Do this: Identify all lines of the data containing the string "Atomic" and copy them.

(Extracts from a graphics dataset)
....

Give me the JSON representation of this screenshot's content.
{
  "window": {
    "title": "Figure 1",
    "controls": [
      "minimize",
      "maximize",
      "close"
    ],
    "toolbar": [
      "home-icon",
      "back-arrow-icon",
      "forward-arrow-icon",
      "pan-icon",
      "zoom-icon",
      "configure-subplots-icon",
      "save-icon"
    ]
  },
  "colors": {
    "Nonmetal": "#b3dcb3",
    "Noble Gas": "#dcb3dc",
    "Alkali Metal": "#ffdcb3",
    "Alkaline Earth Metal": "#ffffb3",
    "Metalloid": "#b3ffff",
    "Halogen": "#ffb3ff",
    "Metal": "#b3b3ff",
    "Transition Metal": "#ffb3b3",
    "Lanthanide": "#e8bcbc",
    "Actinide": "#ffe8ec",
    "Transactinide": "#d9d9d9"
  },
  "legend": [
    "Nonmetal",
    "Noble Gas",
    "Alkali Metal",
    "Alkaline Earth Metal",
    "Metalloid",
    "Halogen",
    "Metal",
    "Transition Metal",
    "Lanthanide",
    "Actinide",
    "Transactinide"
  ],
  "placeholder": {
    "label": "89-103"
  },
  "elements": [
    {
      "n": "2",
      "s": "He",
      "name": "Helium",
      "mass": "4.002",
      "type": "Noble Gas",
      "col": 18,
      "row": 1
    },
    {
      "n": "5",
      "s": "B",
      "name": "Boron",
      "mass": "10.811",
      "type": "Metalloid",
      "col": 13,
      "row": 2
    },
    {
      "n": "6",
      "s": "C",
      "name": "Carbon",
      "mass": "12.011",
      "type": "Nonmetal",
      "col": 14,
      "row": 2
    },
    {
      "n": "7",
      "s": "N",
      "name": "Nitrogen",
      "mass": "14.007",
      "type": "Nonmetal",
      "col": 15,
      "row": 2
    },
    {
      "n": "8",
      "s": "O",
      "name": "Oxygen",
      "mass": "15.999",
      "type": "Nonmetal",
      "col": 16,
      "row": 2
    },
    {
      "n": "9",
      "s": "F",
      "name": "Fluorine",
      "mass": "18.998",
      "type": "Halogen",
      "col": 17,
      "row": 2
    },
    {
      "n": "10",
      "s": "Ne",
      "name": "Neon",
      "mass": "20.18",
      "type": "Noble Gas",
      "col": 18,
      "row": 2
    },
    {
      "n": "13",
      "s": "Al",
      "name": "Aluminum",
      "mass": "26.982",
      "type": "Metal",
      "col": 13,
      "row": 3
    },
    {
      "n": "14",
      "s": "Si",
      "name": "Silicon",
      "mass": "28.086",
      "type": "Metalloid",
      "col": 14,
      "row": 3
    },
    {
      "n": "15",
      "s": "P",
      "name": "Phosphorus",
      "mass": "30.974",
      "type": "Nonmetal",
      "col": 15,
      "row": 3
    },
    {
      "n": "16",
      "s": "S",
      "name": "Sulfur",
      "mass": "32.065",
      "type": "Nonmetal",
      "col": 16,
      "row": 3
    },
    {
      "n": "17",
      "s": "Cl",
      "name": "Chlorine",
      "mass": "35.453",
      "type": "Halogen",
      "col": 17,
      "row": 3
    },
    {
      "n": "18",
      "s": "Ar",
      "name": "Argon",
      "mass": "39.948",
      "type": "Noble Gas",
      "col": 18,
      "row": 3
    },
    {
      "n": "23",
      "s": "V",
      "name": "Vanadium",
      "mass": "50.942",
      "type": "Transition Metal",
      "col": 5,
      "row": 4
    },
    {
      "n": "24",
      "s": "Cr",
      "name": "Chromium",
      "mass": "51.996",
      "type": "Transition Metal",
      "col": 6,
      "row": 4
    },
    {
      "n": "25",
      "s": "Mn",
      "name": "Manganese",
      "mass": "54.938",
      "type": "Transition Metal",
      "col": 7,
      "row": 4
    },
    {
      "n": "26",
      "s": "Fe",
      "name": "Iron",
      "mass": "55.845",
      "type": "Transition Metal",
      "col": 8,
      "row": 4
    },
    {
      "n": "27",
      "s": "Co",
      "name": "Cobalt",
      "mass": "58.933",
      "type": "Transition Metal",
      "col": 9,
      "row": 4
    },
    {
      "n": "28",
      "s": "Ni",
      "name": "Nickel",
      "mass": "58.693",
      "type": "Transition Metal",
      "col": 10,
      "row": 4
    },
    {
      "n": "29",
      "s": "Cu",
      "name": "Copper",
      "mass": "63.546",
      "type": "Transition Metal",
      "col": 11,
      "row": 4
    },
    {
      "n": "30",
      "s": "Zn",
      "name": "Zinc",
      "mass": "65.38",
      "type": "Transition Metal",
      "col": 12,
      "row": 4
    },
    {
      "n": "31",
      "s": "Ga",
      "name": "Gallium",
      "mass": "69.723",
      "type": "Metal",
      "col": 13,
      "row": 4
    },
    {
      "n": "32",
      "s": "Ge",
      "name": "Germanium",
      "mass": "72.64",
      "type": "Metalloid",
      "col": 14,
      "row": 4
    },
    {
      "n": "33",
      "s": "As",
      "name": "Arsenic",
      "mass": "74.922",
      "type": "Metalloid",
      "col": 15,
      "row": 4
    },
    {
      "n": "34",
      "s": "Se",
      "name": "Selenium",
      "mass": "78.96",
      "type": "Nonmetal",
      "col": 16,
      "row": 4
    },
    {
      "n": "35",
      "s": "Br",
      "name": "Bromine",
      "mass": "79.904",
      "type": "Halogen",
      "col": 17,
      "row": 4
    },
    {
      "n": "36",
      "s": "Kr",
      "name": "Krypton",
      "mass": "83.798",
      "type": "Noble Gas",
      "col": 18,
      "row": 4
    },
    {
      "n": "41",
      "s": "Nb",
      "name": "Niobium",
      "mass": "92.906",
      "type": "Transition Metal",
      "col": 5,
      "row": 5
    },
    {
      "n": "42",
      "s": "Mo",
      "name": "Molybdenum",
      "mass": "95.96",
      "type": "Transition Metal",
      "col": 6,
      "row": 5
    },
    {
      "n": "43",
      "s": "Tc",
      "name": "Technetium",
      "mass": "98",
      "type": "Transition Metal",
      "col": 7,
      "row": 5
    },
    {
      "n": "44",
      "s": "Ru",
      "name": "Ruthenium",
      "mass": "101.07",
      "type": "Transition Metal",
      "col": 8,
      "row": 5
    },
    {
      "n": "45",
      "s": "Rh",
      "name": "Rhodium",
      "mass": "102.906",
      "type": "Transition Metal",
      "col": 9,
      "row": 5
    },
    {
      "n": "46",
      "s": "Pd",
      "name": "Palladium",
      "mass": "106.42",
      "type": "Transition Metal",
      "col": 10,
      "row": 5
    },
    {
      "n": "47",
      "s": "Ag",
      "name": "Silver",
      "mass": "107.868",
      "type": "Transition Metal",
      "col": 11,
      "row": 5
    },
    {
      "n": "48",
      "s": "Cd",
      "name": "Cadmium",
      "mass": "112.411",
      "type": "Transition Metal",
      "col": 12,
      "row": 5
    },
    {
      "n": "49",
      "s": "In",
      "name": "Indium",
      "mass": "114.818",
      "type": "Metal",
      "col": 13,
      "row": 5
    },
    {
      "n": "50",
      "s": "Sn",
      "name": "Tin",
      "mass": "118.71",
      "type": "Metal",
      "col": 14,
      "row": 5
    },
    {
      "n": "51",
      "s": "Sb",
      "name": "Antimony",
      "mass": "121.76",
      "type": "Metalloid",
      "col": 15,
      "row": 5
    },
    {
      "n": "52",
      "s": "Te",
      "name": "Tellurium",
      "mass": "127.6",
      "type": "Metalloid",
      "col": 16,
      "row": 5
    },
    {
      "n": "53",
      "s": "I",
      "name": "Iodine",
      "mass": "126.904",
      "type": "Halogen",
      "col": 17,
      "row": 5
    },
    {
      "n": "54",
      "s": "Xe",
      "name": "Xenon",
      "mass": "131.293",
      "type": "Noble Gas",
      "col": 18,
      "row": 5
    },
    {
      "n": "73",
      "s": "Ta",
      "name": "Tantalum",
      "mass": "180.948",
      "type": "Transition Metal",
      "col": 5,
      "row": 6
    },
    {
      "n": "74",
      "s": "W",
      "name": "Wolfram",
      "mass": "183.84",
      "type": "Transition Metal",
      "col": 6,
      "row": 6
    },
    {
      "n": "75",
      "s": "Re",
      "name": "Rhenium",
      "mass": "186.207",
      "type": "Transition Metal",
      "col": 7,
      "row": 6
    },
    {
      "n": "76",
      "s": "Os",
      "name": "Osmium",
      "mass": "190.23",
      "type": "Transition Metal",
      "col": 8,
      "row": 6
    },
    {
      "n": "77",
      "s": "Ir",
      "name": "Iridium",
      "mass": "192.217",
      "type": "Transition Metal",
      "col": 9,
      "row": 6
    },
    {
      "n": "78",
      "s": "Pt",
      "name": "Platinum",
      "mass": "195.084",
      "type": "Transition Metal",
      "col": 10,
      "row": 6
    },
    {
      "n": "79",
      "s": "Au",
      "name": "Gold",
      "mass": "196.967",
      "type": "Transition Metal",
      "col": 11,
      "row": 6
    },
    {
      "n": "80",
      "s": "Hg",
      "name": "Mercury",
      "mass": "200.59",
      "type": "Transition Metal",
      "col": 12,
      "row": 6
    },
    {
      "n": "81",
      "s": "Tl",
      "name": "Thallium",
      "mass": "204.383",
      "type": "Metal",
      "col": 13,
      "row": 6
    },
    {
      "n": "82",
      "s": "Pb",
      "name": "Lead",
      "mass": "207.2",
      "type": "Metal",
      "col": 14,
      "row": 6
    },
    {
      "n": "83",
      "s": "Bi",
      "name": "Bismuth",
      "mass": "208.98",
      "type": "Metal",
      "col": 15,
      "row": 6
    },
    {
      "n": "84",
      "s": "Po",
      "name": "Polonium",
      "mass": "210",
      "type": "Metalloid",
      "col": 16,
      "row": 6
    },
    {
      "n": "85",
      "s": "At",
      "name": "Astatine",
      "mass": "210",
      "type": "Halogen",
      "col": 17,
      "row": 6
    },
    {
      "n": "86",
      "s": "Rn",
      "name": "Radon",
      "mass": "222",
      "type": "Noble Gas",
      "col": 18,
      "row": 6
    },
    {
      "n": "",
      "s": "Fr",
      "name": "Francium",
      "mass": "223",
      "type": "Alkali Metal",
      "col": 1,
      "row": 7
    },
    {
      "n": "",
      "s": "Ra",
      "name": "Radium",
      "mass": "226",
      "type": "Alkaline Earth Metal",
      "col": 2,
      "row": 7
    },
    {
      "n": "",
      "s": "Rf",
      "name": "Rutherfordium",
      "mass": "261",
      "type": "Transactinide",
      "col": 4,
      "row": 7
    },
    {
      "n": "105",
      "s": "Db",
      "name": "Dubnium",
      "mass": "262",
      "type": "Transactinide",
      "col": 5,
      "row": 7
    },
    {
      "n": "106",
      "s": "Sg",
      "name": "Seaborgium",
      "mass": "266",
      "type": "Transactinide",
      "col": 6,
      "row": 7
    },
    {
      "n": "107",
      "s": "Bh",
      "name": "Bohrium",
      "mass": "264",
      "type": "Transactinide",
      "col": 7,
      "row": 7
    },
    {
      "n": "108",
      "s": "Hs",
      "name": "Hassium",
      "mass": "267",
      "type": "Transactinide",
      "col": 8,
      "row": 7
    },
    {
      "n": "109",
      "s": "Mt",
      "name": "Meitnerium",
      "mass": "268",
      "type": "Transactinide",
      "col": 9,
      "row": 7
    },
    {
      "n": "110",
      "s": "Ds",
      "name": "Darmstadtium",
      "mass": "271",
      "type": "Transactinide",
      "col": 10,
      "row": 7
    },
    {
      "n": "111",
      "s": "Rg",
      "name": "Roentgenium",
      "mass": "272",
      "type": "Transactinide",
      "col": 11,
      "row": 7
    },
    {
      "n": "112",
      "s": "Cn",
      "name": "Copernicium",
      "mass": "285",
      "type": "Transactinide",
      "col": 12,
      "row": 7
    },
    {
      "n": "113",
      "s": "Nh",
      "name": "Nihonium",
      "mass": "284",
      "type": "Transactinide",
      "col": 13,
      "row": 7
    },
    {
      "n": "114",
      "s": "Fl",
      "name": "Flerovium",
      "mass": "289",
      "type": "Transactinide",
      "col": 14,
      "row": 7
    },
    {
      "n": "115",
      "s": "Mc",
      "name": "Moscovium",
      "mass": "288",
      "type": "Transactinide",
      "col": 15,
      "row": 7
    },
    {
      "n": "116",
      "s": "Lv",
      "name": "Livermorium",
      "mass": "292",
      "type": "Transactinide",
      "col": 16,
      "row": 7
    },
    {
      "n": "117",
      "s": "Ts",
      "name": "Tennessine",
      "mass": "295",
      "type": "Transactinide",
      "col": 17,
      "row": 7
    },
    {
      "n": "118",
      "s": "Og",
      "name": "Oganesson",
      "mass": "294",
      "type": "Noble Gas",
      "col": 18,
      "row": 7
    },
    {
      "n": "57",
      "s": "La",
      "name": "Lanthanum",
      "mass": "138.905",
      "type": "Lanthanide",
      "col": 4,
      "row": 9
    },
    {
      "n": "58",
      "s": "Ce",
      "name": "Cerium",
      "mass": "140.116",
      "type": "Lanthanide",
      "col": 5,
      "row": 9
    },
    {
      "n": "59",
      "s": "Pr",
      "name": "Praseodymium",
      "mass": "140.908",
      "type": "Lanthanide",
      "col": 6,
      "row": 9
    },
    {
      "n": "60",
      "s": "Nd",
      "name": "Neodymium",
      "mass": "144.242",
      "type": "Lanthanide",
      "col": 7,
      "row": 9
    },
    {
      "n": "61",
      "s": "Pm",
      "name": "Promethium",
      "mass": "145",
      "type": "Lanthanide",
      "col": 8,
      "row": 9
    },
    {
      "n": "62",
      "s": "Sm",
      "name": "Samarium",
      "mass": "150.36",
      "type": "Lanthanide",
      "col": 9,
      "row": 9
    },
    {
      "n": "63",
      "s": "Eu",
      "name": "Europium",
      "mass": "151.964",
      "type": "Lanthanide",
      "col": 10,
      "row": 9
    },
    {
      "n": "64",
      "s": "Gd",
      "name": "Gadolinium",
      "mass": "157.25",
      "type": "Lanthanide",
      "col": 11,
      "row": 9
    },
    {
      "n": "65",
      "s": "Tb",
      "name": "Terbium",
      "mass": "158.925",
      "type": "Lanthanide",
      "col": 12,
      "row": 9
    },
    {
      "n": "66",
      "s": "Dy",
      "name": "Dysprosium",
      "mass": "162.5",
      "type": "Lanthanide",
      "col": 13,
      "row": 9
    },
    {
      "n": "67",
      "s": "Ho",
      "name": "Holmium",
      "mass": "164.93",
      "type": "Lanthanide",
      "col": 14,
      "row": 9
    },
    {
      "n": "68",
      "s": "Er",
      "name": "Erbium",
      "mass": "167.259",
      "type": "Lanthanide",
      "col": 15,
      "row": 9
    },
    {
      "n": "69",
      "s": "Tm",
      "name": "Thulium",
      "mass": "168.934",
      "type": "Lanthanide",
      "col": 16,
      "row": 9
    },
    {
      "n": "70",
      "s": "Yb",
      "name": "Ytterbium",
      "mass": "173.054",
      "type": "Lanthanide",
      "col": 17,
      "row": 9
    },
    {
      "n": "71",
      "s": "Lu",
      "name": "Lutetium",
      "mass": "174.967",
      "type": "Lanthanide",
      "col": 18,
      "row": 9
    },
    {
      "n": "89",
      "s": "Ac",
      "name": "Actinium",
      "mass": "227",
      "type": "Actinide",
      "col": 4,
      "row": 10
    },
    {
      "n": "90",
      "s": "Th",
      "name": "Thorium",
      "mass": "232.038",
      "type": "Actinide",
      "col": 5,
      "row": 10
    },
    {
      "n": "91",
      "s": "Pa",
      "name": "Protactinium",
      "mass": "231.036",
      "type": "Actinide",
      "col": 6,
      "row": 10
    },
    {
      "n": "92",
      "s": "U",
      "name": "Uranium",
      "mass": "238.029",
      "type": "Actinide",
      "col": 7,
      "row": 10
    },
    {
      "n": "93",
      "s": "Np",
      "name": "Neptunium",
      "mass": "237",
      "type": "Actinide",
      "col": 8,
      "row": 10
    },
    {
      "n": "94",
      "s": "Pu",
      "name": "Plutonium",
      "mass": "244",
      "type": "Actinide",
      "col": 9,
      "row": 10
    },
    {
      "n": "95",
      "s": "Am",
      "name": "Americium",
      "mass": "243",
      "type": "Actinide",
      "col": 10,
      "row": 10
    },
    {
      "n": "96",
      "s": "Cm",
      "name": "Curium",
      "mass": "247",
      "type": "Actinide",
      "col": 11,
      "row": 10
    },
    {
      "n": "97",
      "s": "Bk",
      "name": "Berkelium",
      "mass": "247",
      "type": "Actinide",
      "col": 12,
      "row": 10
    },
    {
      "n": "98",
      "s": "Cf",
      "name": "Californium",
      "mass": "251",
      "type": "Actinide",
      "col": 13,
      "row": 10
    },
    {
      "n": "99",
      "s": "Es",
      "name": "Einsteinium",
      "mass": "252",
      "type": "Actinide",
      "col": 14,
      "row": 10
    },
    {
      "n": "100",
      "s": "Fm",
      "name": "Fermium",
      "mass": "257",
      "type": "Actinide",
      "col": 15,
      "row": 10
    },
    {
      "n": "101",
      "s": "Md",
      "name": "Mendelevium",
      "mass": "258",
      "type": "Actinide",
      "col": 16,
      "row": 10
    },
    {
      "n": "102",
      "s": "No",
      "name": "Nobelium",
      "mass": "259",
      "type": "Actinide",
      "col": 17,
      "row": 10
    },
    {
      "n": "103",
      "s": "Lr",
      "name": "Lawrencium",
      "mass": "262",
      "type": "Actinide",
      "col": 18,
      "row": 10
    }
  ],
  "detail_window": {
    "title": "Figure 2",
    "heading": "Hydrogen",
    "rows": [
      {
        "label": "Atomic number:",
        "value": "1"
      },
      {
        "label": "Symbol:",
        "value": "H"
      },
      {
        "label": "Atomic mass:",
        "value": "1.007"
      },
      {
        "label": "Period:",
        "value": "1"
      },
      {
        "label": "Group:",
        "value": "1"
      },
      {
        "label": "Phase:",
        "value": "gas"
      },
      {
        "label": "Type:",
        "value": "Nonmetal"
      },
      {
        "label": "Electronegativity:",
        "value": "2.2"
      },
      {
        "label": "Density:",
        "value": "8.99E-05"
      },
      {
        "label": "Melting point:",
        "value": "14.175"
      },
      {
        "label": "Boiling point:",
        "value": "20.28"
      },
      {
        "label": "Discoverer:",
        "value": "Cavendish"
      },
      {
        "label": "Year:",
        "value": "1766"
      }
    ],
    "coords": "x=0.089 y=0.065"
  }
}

....

Solved problem:
        "label": "Atomic number:",
        "label": "Atomic mass:",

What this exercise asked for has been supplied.